> INSTRUCTIONS FOR THE TASK
Find each line below that contains the string "link" and copy those lines in full.
##### GIVEN ENTRIES #####
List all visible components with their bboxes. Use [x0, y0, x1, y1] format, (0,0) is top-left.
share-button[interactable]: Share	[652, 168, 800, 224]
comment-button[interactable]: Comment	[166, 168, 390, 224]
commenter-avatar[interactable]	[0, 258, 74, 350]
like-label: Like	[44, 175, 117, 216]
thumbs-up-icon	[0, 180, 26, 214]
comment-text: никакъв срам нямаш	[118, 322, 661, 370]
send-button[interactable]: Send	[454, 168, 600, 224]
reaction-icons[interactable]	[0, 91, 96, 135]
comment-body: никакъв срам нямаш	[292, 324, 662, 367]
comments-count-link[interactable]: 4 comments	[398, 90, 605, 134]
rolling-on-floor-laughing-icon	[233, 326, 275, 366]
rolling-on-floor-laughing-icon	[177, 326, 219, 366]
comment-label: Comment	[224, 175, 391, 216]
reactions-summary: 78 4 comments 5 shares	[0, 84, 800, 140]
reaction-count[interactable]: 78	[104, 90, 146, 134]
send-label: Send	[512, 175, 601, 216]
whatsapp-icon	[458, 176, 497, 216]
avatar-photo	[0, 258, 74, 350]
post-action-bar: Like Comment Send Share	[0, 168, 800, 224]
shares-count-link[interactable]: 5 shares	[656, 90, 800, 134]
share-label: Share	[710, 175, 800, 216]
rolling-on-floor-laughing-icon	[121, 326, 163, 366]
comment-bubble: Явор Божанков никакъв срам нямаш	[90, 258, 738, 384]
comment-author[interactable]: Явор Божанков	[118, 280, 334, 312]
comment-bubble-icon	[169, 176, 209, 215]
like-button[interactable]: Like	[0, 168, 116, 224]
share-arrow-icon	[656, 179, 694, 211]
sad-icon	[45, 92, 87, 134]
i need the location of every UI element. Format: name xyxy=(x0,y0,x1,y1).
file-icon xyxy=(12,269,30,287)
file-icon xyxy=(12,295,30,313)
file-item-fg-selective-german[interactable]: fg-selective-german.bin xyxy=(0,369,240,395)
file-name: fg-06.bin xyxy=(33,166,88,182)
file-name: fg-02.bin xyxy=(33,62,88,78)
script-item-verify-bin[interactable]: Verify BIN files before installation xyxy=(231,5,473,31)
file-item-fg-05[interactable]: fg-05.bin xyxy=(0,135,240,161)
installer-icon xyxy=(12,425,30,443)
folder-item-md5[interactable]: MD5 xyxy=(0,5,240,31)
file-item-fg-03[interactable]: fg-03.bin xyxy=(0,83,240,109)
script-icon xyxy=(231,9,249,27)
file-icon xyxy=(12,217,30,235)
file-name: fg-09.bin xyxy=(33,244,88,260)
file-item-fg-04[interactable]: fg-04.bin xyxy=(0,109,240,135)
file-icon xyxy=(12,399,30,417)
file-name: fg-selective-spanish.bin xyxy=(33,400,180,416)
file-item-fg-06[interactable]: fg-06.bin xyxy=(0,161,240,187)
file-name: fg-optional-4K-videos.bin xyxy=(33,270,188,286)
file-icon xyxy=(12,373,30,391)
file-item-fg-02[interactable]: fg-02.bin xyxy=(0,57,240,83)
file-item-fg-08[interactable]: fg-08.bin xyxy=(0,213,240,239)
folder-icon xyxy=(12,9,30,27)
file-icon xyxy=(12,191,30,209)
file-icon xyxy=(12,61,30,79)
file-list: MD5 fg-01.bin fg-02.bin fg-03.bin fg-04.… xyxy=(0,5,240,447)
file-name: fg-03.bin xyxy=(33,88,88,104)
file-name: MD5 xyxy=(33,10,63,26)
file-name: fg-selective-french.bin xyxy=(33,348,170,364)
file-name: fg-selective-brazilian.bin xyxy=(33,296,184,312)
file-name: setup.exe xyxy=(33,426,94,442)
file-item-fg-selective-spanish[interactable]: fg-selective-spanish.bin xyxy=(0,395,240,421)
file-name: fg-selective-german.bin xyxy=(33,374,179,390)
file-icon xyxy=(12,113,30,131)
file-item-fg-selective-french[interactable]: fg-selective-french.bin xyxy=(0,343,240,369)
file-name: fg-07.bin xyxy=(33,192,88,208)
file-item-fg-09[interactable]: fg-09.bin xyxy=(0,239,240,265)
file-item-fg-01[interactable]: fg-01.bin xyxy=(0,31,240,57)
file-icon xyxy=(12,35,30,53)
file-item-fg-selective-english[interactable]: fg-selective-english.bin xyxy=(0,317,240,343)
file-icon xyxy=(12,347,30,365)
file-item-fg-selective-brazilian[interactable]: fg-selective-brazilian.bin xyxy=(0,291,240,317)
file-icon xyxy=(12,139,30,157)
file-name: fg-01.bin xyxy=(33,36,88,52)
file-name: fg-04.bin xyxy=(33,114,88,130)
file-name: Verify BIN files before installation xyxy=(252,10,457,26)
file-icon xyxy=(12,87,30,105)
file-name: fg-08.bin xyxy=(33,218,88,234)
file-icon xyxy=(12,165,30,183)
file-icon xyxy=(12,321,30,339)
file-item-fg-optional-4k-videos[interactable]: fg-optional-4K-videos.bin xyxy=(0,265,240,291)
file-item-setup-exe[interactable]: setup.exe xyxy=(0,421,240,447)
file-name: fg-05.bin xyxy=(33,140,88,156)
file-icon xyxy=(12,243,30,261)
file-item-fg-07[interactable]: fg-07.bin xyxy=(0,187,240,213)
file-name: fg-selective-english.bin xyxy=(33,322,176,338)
#####
> CORRECT RESULT
comments-count-link[interactable]: 4 comments	[398, 90, 605, 134]
shares-count-link[interactable]: 5 shares	[656, 90, 800, 134]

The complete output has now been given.